→ **Instructions for the task**: Gather up all lines that carry the word "Offside".

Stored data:
◇ ◇ ◇

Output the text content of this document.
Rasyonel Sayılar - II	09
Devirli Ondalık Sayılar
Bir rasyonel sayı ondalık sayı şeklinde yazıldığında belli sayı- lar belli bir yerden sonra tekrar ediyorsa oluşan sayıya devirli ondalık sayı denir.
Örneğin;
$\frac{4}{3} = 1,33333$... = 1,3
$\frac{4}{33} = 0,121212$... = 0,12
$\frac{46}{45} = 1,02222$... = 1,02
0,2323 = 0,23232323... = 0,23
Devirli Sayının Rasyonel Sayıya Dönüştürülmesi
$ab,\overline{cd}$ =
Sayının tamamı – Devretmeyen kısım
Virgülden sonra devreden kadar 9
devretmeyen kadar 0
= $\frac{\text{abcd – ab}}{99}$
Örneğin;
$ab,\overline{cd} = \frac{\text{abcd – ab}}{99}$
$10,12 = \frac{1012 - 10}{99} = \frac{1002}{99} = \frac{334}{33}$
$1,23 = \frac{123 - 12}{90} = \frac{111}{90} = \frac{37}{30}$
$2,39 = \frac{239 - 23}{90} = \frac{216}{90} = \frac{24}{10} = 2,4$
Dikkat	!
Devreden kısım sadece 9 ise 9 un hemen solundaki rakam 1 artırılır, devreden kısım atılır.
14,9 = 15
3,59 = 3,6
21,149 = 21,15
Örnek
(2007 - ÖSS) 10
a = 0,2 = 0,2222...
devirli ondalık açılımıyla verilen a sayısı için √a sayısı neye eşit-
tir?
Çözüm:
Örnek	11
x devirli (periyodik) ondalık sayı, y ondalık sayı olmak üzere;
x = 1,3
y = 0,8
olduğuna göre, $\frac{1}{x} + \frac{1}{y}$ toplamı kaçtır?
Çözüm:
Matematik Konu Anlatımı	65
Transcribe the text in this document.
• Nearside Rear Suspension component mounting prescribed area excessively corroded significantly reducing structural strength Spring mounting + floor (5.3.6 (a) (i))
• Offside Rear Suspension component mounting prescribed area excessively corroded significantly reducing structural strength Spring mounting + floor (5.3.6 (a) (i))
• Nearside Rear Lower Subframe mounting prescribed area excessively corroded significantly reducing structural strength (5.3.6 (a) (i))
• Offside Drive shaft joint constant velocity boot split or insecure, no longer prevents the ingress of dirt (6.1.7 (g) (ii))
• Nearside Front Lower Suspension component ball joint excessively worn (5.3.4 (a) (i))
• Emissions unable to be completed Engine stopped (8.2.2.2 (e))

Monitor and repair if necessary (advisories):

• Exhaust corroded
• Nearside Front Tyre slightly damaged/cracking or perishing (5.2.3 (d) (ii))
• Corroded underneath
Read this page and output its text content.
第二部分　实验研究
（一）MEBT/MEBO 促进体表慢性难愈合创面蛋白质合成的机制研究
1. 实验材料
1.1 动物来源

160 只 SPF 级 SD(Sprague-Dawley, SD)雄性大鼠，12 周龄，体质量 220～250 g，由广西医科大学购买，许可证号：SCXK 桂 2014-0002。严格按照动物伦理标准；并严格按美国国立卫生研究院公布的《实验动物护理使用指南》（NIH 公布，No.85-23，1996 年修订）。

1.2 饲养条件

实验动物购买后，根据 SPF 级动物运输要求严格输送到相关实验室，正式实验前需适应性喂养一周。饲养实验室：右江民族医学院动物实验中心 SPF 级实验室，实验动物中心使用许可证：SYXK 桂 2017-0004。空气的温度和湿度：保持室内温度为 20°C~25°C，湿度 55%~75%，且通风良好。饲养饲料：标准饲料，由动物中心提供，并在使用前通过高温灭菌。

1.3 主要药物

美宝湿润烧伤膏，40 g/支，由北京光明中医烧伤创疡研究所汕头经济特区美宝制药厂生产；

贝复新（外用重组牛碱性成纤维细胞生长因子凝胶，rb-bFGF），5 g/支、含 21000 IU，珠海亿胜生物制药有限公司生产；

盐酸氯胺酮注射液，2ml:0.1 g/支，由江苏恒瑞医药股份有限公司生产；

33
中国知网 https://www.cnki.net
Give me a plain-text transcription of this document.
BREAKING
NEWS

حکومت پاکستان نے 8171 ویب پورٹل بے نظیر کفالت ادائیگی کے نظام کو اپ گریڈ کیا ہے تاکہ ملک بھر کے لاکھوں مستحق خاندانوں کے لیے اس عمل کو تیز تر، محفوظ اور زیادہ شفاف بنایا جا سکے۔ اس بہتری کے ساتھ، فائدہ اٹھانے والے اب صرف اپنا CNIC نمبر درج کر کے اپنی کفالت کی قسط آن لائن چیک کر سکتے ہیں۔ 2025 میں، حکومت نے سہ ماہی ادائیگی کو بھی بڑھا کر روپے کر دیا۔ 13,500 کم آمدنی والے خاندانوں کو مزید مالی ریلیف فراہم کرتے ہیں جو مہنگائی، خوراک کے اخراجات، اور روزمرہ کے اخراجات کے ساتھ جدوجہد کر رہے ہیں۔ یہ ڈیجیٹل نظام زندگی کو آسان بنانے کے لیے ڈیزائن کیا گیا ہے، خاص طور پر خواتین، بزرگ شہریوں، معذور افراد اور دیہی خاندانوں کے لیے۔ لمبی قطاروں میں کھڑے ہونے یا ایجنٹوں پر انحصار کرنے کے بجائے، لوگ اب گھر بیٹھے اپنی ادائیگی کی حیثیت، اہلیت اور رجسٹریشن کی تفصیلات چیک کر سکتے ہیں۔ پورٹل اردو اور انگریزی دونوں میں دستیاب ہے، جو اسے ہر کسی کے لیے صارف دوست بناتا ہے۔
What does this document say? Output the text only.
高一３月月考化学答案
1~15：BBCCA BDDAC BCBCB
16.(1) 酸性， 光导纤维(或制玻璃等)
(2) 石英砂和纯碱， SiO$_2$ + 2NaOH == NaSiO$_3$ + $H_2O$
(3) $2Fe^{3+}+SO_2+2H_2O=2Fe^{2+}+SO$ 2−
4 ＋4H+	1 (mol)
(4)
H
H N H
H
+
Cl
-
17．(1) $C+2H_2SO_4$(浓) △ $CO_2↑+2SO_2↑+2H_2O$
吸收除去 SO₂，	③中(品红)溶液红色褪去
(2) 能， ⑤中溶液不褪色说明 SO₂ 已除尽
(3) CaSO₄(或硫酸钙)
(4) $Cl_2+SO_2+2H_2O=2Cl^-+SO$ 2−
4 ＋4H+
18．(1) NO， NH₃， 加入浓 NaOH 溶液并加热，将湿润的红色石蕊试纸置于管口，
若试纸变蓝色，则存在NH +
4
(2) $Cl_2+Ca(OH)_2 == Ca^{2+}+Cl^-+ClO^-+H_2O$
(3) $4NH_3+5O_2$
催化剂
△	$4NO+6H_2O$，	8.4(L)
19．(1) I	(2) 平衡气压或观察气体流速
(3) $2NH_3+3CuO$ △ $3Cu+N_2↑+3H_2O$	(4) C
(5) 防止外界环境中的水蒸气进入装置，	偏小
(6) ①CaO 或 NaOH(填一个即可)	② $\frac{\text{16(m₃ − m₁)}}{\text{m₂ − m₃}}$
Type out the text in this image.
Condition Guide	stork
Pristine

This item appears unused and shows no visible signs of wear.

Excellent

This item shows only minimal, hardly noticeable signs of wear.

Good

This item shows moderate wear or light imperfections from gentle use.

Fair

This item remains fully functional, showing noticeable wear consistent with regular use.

◇ ◇ ◇

→ **The solution**:
• Offside Rear Suspension component mounting prescribed area excessively corroded significantly reducing structural strength Spring mounting + floor (5.3.6 (a) (i))
• Offside Drive shaft joint constant velocity boot split or insecure, no longer prevents the ingress of dirt (6.1.7 (g) (ii))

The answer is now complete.